◆ Try it:
Below are the records; copy each line in which "Public" occurs.

◆ Records to use:
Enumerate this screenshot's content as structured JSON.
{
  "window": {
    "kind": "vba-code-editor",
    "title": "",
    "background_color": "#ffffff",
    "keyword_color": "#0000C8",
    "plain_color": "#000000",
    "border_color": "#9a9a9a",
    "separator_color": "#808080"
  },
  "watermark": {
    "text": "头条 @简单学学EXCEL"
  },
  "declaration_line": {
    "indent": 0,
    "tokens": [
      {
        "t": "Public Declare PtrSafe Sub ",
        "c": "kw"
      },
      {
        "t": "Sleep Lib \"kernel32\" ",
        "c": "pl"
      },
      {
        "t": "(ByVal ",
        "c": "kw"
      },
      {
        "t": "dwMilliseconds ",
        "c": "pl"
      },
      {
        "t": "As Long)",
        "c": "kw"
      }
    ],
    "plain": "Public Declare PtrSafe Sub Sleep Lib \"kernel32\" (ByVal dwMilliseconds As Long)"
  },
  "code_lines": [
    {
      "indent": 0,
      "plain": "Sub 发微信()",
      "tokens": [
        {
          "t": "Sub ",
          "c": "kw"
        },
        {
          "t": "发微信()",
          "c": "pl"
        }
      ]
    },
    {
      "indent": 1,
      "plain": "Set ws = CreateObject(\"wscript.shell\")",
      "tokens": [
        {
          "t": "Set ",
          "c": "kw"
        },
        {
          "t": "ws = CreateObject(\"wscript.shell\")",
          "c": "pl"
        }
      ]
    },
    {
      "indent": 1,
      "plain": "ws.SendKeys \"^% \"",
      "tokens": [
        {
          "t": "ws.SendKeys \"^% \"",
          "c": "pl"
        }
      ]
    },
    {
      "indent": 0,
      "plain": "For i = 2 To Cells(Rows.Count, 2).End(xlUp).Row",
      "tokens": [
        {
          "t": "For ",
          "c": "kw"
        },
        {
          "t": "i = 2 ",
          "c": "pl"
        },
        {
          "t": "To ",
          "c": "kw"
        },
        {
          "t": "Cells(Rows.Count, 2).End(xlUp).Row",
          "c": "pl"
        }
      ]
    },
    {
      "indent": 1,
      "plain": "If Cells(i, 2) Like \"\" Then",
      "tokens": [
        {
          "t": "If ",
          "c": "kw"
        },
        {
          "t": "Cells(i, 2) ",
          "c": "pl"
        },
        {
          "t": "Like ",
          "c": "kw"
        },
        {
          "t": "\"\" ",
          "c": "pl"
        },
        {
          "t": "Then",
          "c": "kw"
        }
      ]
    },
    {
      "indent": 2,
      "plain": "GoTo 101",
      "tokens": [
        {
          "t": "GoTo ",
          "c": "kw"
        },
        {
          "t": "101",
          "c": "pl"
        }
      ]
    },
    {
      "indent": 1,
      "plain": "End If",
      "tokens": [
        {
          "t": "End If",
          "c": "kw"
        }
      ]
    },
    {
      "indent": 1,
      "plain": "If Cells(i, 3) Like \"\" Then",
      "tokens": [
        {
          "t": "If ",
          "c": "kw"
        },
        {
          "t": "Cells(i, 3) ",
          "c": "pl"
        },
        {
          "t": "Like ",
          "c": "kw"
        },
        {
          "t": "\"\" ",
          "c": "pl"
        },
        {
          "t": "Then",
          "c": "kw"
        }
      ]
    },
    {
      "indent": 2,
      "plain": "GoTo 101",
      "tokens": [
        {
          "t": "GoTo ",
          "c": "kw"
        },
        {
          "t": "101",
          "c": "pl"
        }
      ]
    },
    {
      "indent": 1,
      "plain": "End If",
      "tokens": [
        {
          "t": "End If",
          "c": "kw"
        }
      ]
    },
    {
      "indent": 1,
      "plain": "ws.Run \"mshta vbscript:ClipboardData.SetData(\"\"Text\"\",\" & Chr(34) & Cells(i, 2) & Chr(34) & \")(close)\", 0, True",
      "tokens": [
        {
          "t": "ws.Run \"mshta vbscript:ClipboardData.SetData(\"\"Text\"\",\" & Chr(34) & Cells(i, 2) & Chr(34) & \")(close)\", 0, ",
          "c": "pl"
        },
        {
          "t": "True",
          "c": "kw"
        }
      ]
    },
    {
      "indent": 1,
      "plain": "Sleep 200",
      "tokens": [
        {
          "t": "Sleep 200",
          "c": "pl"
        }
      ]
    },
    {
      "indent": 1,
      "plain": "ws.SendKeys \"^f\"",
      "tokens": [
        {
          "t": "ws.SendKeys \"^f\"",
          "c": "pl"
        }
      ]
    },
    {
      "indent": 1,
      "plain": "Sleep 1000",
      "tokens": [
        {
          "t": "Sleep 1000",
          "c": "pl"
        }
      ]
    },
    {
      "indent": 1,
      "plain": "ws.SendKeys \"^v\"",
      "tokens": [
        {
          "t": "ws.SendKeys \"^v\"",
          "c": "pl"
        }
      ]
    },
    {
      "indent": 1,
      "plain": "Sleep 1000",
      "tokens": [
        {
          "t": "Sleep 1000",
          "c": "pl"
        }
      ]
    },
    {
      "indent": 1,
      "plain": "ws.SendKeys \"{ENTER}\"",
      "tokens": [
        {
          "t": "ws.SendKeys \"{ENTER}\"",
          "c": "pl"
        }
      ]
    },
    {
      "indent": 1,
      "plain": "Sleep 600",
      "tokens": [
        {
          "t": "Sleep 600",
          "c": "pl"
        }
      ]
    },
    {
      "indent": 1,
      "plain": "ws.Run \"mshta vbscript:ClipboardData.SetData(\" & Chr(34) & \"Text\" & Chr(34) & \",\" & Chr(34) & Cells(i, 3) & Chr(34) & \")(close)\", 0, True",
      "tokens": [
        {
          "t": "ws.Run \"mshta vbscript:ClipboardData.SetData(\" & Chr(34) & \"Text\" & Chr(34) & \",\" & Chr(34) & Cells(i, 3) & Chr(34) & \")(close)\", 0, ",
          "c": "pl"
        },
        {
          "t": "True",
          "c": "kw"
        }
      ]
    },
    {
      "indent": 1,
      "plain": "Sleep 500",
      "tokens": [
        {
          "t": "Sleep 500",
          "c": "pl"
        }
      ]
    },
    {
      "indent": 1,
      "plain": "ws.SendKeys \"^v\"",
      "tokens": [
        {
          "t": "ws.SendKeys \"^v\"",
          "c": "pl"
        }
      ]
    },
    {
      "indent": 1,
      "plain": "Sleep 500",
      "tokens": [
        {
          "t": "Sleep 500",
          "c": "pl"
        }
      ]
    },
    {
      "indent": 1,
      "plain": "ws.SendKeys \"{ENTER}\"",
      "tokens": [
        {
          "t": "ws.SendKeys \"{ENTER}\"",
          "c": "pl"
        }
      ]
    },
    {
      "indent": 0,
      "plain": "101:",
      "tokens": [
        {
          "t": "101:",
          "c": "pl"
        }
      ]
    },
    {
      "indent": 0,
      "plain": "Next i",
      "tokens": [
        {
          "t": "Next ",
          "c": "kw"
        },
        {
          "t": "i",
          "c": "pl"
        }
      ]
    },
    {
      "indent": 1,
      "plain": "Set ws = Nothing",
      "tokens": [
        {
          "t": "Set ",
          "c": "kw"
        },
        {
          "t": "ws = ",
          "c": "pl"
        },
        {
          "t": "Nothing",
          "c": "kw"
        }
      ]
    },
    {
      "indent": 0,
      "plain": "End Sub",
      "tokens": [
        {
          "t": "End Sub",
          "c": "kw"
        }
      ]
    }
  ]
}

◆ Response to this exercise:
        "t": "Public Declare PtrSafe Sub ",
    "plain": "Public Declare PtrSafe Sub Sleep Lib \"kernel32\" (ByVal dwMilliseconds As Long)"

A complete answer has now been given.